**GIVEN ENTRIES**:
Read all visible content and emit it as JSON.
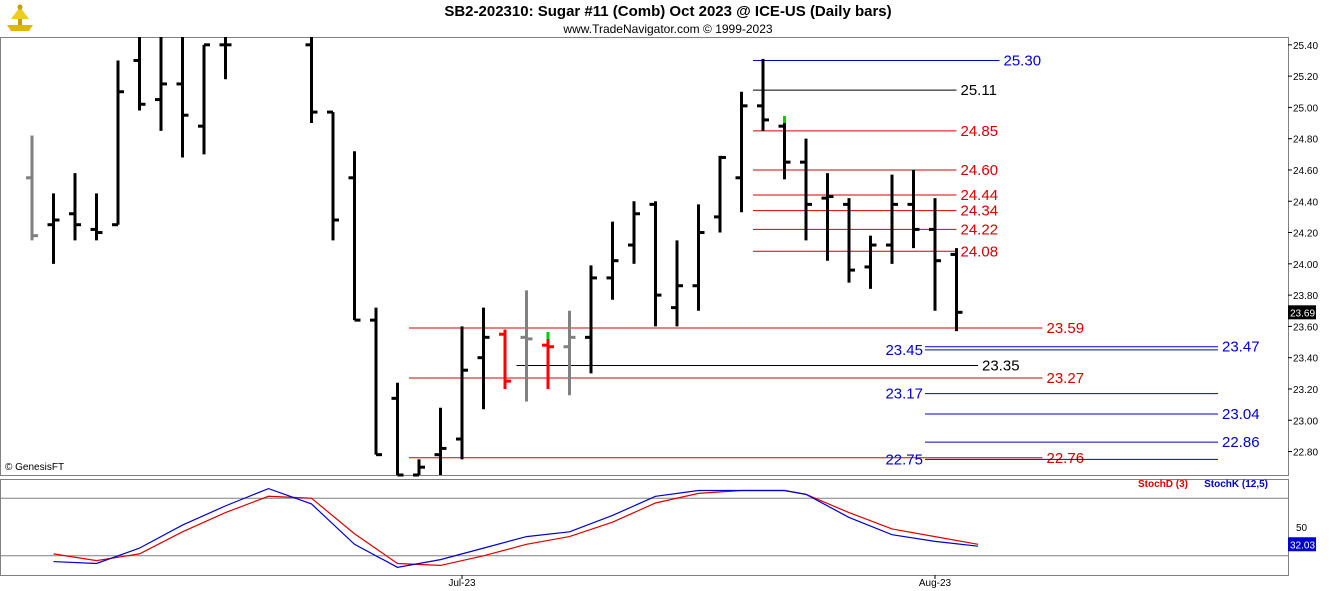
{
  "header": {
    "title": "SB2-202310:  Sugar #11 (Comb) Oct 2023 @ ICE-US  (Daily bars)",
    "subtitle": "www.TradeNavigator.com © 1999-2023",
    "credit": "© GenesisFT"
  },
  "colors": {
    "bar_up": "#000000",
    "bar_gray": "#808080",
    "bar_red": "#ff0000",
    "bar_green": "#00cc00",
    "level_red": "#d40000",
    "level_blue": "#0000cc",
    "level_black": "#000000",
    "stoch_d": "#dd0000",
    "stoch_k": "#0000cc",
    "last_price_box": "#000000",
    "stoch_box": "#0000cc"
  },
  "chart_data": [
    {
      "type": "bar",
      "subtype": "ohlc",
      "ylim": [
        22.65,
        25.45
      ],
      "y_ticks": [
        "25.40",
        "25.20",
        "25.00",
        "24.80",
        "24.60",
        "24.40",
        "24.20",
        "24.00",
        "23.80",
        "23.60",
        "23.40",
        "23.20",
        "23.00",
        "22.80"
      ],
      "x_labels": [
        {
          "label": "Jul-23",
          "index": 20
        },
        {
          "label": "Aug-23",
          "index": 42
        }
      ],
      "last_price_label": "23.69",
      "bars": [
        {
          "i": 0,
          "o": 24.55,
          "h": 24.82,
          "l": 24.15,
          "c": 24.18,
          "col": "gray"
        },
        {
          "i": 1,
          "o": 24.25,
          "h": 24.45,
          "l": 24.0,
          "c": 24.28,
          "col": "black"
        },
        {
          "i": 2,
          "o": 24.32,
          "h": 24.58,
          "l": 24.15,
          "c": 24.25,
          "col": "black"
        },
        {
          "i": 3,
          "o": 24.22,
          "h": 24.45,
          "l": 24.15,
          "c": 24.2,
          "col": "black"
        },
        {
          "i": 4,
          "o": 24.25,
          "h": 25.3,
          "l": 24.25,
          "c": 25.1,
          "col": "black"
        },
        {
          "i": 5,
          "o": 25.3,
          "h": 25.45,
          "l": 24.98,
          "c": 25.02,
          "col": "black"
        },
        {
          "i": 6,
          "o": 25.05,
          "h": 25.45,
          "l": 24.85,
          "c": 25.15,
          "col": "black"
        },
        {
          "i": 7,
          "o": 25.15,
          "h": 25.45,
          "l": 24.68,
          "c": 24.95,
          "col": "black"
        },
        {
          "i": 8,
          "o": 24.88,
          "h": 25.4,
          "l": 24.7,
          "c": 25.4,
          "col": "black"
        },
        {
          "i": 9,
          "o": 25.4,
          "h": 25.45,
          "l": 25.18,
          "c": 25.4,
          "col": "black"
        },
        {
          "i": 13,
          "o": 25.4,
          "h": 25.45,
          "l": 24.9,
          "c": 24.97,
          "col": "black"
        },
        {
          "i": 14,
          "o": 24.97,
          "h": 24.97,
          "l": 24.15,
          "c": 24.28,
          "col": "black"
        },
        {
          "i": 15,
          "o": 24.55,
          "h": 24.72,
          "l": 23.64,
          "c": 23.64,
          "col": "black"
        },
        {
          "i": 16,
          "o": 23.64,
          "h": 23.72,
          "l": 22.78,
          "c": 22.78,
          "col": "black"
        },
        {
          "i": 17,
          "o": 23.14,
          "h": 23.24,
          "l": 22.65,
          "c": 22.65,
          "col": "black"
        },
        {
          "i": 18,
          "o": 22.65,
          "h": 22.75,
          "l": 22.65,
          "c": 22.7,
          "col": "black"
        },
        {
          "i": 19,
          "o": 22.78,
          "h": 23.08,
          "l": 22.65,
          "c": 22.82,
          "col": "black"
        },
        {
          "i": 20,
          "o": 22.88,
          "h": 23.6,
          "l": 22.75,
          "c": 23.32,
          "col": "black"
        },
        {
          "i": 21,
          "o": 23.4,
          "h": 23.72,
          "l": 23.07,
          "c": 23.53,
          "col": "black"
        },
        {
          "i": 22,
          "o": 23.55,
          "h": 23.58,
          "l": 23.2,
          "c": 23.25,
          "col": "red"
        },
        {
          "i": 23,
          "o": 23.53,
          "h": 23.83,
          "l": 23.12,
          "c": 23.52,
          "col": "gray"
        },
        {
          "i": 24,
          "o": 23.48,
          "h": 23.52,
          "l": 23.2,
          "c": 23.47,
          "col": "red",
          "tick": "green"
        },
        {
          "i": 25,
          "o": 23.47,
          "h": 23.7,
          "l": 23.16,
          "c": 23.53,
          "col": "gray"
        },
        {
          "i": 26,
          "o": 23.53,
          "h": 23.99,
          "l": 23.3,
          "c": 23.91,
          "col": "black"
        },
        {
          "i": 27,
          "o": 23.91,
          "h": 24.27,
          "l": 23.77,
          "c": 24.02,
          "col": "black"
        },
        {
          "i": 28,
          "o": 24.12,
          "h": 24.4,
          "l": 24.0,
          "c": 24.32,
          "col": "black"
        },
        {
          "i": 29,
          "o": 24.38,
          "h": 24.4,
          "l": 23.6,
          "c": 23.8,
          "col": "black"
        },
        {
          "i": 30,
          "o": 23.72,
          "h": 24.15,
          "l": 23.6,
          "c": 23.86,
          "col": "black"
        },
        {
          "i": 31,
          "o": 23.86,
          "h": 24.38,
          "l": 23.7,
          "c": 24.2,
          "col": "black"
        },
        {
          "i": 32,
          "o": 24.3,
          "h": 24.69,
          "l": 24.2,
          "c": 24.68,
          "col": "black"
        },
        {
          "i": 33,
          "o": 24.55,
          "h": 25.1,
          "l": 24.33,
          "c": 25.01,
          "col": "black"
        },
        {
          "i": 34,
          "o": 25.01,
          "h": 25.31,
          "l": 24.85,
          "c": 24.92,
          "col": "black"
        },
        {
          "i": 35,
          "o": 24.88,
          "h": 24.9,
          "l": 24.54,
          "c": 24.65,
          "col": "black",
          "tick": "green"
        },
        {
          "i": 36,
          "o": 24.65,
          "h": 24.8,
          "l": 24.15,
          "c": 24.38,
          "col": "black"
        },
        {
          "i": 37,
          "o": 24.42,
          "h": 24.58,
          "l": 24.02,
          "c": 24.43,
          "col": "black"
        },
        {
          "i": 38,
          "o": 24.38,
          "h": 24.42,
          "l": 23.88,
          "c": 23.96,
          "col": "black"
        },
        {
          "i": 39,
          "o": 23.98,
          "h": 24.18,
          "l": 23.84,
          "c": 24.12,
          "col": "black"
        },
        {
          "i": 40,
          "o": 24.12,
          "h": 24.57,
          "l": 24.0,
          "c": 24.38,
          "col": "black"
        },
        {
          "i": 41,
          "o": 24.38,
          "h": 24.6,
          "l": 24.1,
          "c": 24.22,
          "col": "black"
        },
        {
          "i": 42,
          "o": 24.22,
          "h": 24.42,
          "l": 23.7,
          "c": 24.02,
          "col": "black"
        },
        {
          "i": 43,
          "o": 24.06,
          "h": 24.1,
          "l": 23.57,
          "c": 23.69,
          "col": "black"
        }
      ],
      "levels": [
        {
          "value": 25.3,
          "label": "25.30",
          "color": "blue",
          "from": 34,
          "to": 45,
          "label_side": "right"
        },
        {
          "value": 25.11,
          "label": "25.11",
          "color": "black",
          "from": 34,
          "to": 43,
          "label_side": "right"
        },
        {
          "value": 24.85,
          "label": "24.85",
          "color": "red",
          "from": 34,
          "to": 43,
          "label_side": "right"
        },
        {
          "value": 24.6,
          "label": "24.60",
          "color": "red",
          "from": 34,
          "to": 43,
          "label_side": "right"
        },
        {
          "value": 24.44,
          "label": "24.44",
          "color": "red",
          "from": 34,
          "to": 43,
          "label_side": "right"
        },
        {
          "value": 24.34,
          "label": "24.34",
          "color": "red",
          "from": 34,
          "to": 43,
          "label_side": "right"
        },
        {
          "value": 24.22,
          "label": "24.22",
          "color": "red",
          "from": 34,
          "to": 43,
          "label_side": "right"
        },
        {
          "value": 24.08,
          "label": "24.08",
          "color": "red",
          "from": 34,
          "to": 43,
          "label_side": "right"
        },
        {
          "value": 23.59,
          "label": "23.59",
          "color": "red",
          "from": 18,
          "to": 47,
          "label_side": "right"
        },
        {
          "value": 23.47,
          "label": "23.47",
          "color": "blue",
          "from": 42,
          "to": 56,
          "label_side": "right"
        },
        {
          "value": 23.45,
          "label": "23.45",
          "color": "blue",
          "from": 42,
          "to": 56,
          "label_side": "left"
        },
        {
          "value": 23.35,
          "label": "23.35",
          "color": "black",
          "from": 23,
          "to": 44,
          "label_side": "right"
        },
        {
          "value": 23.27,
          "label": "23.27",
          "color": "red",
          "from": 18,
          "to": 47,
          "label_side": "right"
        },
        {
          "value": 23.17,
          "label": "23.17",
          "color": "blue",
          "from": 42,
          "to": 56,
          "label_side": "left"
        },
        {
          "value": 23.04,
          "label": "23.04",
          "color": "blue",
          "from": 42,
          "to": 56,
          "label_side": "right"
        },
        {
          "value": 22.86,
          "label": "22.86",
          "color": "blue",
          "from": 42,
          "to": 56,
          "label_side": "right"
        },
        {
          "value": 22.76,
          "label": "22.76",
          "color": "red",
          "from": 18,
          "to": 47,
          "label_side": "right"
        },
        {
          "value": 22.75,
          "label": "22.75",
          "color": "blue",
          "from": 42,
          "to": 56,
          "label_side": "left"
        }
      ]
    },
    {
      "type": "line",
      "title": "",
      "ylim": [
        0,
        100
      ],
      "y_ticks": [
        "50"
      ],
      "guide_lines": [
        80,
        20
      ],
      "last_value_label": "32.03",
      "series": [
        {
          "name": "StochD (3)",
          "color": "#dd0000",
          "x": [
            1,
            3,
            5,
            7,
            9,
            11,
            13,
            15,
            17,
            19,
            21,
            23,
            25,
            27,
            29,
            31,
            33,
            35,
            36,
            38,
            40,
            42,
            44
          ],
          "y": [
            22,
            15,
            22,
            45,
            65,
            82,
            80,
            43,
            12,
            10,
            20,
            32,
            40,
            55,
            75,
            85,
            88,
            88,
            84,
            65,
            48,
            40,
            32
          ]
        },
        {
          "name": "StochK (12,5)",
          "color": "#0000cc",
          "x": [
            1,
            3,
            5,
            7,
            9,
            11,
            13,
            15,
            17,
            19,
            21,
            23,
            25,
            27,
            29,
            31,
            33,
            35,
            36,
            38,
            40,
            42,
            44
          ],
          "y": [
            14,
            12,
            28,
            52,
            72,
            90,
            74,
            32,
            8,
            16,
            28,
            40,
            45,
            62,
            82,
            88,
            88,
            88,
            84,
            60,
            42,
            35,
            30
          ]
        }
      ]
    }
  ]
}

**EXERCISE AIM**:
For every line in the listing above that contains "bars", copy that line.

**EXERCISE RESPONSE**:
    "title": "SB2-202310:  Sugar #11 (Comb) Oct 2023 @ ICE-US  (Daily bars)",
      "bars": [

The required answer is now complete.